● **Records that describe figures**
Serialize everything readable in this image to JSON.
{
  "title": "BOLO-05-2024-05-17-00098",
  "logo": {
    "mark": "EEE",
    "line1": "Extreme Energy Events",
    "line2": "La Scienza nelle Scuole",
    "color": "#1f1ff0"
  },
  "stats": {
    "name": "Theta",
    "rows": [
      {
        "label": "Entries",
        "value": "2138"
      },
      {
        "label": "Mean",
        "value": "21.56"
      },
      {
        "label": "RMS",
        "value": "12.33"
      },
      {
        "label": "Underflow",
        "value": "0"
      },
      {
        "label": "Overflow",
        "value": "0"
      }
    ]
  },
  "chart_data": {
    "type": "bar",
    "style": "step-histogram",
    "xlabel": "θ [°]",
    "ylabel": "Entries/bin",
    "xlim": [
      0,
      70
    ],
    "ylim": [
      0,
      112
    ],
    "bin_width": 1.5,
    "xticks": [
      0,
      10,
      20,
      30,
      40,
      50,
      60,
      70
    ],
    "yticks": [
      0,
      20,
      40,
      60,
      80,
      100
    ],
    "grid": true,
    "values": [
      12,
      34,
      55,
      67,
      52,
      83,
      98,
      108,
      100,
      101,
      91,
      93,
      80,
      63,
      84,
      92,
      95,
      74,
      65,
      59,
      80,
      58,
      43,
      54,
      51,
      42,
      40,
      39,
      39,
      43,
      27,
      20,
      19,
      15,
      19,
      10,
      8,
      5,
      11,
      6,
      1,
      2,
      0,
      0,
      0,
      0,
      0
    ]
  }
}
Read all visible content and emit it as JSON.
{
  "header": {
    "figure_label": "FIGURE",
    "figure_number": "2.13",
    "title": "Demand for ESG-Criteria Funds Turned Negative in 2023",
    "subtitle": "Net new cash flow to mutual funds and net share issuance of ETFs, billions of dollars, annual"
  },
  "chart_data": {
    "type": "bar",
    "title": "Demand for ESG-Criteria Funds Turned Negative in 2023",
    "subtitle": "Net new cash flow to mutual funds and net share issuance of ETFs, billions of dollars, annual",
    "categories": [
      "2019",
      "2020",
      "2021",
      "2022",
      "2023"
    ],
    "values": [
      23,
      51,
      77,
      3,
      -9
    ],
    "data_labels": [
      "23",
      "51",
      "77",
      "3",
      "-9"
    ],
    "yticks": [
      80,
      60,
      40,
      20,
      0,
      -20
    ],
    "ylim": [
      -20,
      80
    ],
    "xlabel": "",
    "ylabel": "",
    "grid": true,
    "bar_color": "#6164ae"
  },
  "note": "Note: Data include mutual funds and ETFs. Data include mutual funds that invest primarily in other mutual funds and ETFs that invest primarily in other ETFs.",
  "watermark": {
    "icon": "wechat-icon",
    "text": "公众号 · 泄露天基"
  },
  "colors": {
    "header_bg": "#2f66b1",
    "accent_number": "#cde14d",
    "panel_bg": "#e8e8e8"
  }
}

● **PROBLEM DESCRIPTION**
Look through the entries and find each line that has the string "subtitle". Copy those lines.

● **WRITTEN ANSWER**
    "subtitle": "Net new cash flow to mutual funds and net share issuance of ETFs, billions of dollars, annual"
    "subtitle": "Net new cash flow to mutual funds and net share issuance of ETFs, billions of dollars, annual",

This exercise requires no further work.